**EXERCISE REQUIREMENTS:** Reproduce the entries below in full, word for word.

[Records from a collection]
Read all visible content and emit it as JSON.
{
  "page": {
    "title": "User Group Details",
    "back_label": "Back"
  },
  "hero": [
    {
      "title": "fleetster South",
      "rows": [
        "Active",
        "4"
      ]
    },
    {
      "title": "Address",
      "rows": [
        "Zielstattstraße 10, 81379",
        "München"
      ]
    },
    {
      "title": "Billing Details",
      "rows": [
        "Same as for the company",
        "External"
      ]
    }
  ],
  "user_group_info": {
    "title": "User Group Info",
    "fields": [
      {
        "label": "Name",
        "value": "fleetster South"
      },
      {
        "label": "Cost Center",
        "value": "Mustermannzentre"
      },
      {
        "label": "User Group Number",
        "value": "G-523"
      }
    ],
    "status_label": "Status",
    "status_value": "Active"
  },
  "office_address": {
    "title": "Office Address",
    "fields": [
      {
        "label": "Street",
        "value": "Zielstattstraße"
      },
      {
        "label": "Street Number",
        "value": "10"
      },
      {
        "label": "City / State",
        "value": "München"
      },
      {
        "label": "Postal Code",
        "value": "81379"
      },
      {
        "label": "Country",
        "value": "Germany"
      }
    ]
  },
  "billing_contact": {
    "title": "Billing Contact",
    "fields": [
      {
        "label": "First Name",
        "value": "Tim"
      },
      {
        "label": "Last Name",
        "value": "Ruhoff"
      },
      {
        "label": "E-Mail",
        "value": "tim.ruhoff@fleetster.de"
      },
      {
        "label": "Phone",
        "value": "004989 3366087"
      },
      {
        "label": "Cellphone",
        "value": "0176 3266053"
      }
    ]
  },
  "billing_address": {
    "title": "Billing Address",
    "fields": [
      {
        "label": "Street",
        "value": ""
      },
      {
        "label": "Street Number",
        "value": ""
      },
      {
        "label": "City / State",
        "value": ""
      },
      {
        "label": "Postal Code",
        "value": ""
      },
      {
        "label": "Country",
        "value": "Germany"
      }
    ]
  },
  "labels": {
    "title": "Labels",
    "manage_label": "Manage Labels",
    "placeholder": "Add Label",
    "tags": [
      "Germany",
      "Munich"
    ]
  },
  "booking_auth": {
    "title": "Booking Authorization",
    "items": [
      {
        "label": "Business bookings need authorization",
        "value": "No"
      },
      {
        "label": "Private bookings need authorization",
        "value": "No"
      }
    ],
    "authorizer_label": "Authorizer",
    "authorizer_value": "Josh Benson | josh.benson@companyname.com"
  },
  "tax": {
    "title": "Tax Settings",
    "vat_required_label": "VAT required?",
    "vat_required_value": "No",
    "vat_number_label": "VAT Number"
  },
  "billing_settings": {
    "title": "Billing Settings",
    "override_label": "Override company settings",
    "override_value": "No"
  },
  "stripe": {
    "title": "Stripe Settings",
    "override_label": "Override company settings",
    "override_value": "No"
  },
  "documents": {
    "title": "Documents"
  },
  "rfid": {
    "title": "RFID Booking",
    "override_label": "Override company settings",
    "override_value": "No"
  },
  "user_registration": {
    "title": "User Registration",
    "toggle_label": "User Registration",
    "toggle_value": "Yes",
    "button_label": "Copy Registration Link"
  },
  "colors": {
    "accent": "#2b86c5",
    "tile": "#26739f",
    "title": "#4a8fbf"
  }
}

**COMPLETE OUTPUT:**
Read all visible content and emit it as JSON.
{
  "page": {
    "title": "User Group Details",
    "back_label": "Back"
  },
  "hero": [
    {
      "title": "fleetster South",
      "rows": [
        "Active",
        "4"
      ]
    },
    {
      "title": "Address",
      "rows": [
        "Zielstattstraße 10, 81379",
        "München"
      ]
    },
    {
      "title": "Billing Details",
      "rows": [
        "Same as for the company",
        "External"
      ]
    }
  ],
  "user_group_info": {
    "title": "User Group Info",
    "fields": [
      {
        "label": "Name",
        "value": "fleetster South"
      },
      {
        "label": "Cost Center",
        "value": "Mustermannzentre"
      },
      {
        "label": "User Group Number",
        "value": "G-523"
      }
    ],
    "status_label": "Status",
    "status_value": "Active"
  },
  "office_address": {
    "title": "Office Address",
    "fields": [
      {
        "label": "Street",
        "value": "Zielstattstraße"
      },
      {
        "label": "Street Number",
        "value": "10"
      },
      {
        "label": "City / State",
        "value": "München"
      },
      {
        "label": "Postal Code",
        "value": "81379"
      },
      {
        "label": "Country",
        "value": "Germany"
      }
    ]
  },
  "billing_contact": {
    "title": "Billing Contact",
    "fields": [
      {
        "label": "First Name",
        "value": "Tim"
      },
      {
        "label": "Last Name",
        "value": "Ruhoff"
      },
      {
        "label": "E-Mail",
        "value": "tim.ruhoff@fleetster.de"
      },
      {
        "label": "Phone",
        "value": "004989 3366087"
      },
      {
        "label": "Cellphone",
        "value": "0176 3266053"
      }
    ]
  },
  "billing_address": {
    "title": "Billing Address",
    "fields": [
      {
        "label": "Street",
        "value": ""
      },
      {
        "label": "Street Number",
        "value": ""
      },
      {
        "label": "City / State",
        "value": ""
      },
      {
        "label": "Postal Code",
        "value": ""
      },
      {
        "label": "Country",
        "value": "Germany"
      }
    ]
  },
  "labels": {
    "title": "Labels",
    "manage_label": "Manage Labels",
    "placeholder": "Add Label",
    "tags": [
      "Germany",
      "Munich"
    ]
  },
  "booking_auth": {
    "title": "Booking Authorization",
    "items": [
      {
        "label": "Business bookings need authorization",
        "value": "No"
      },
      {
        "label": "Private bookings need authorization",
        "value": "No"
      }
    ],
    "authorizer_label": "Authorizer",
    "authorizer_value": "Josh Benson | josh.benson@companyname.com"
  },
  "tax": {
    "title": "Tax Settings",
    "vat_required_label": "VAT required?",
    "vat_required_value": "No",
    "vat_number_label": "VAT Number"
  },
  "billing_settings": {
    "title": "Billing Settings",
    "override_label": "Override company settings",
    "override_value": "No"
  },
  "stripe": {
    "title": "Stripe Settings",
    "override_label": "Override company settings",
    "override_value": "No"
  },
  "documents": {
    "title": "Documents"
  },
  "rfid": {
    "title": "RFID Booking",
    "override_label": "Override company settings",
    "override_value": "No"
  },
  "user_registration": {
    "title": "User Registration",
    "toggle_label": "User Registration",
    "toggle_value": "Yes",
    "button_label": "Copy Registration Link"
  },
  "colors": {
    "accent": "#2b86c5",
    "tile": "#26739f",
    "title": "#4a8fbf"
  }
}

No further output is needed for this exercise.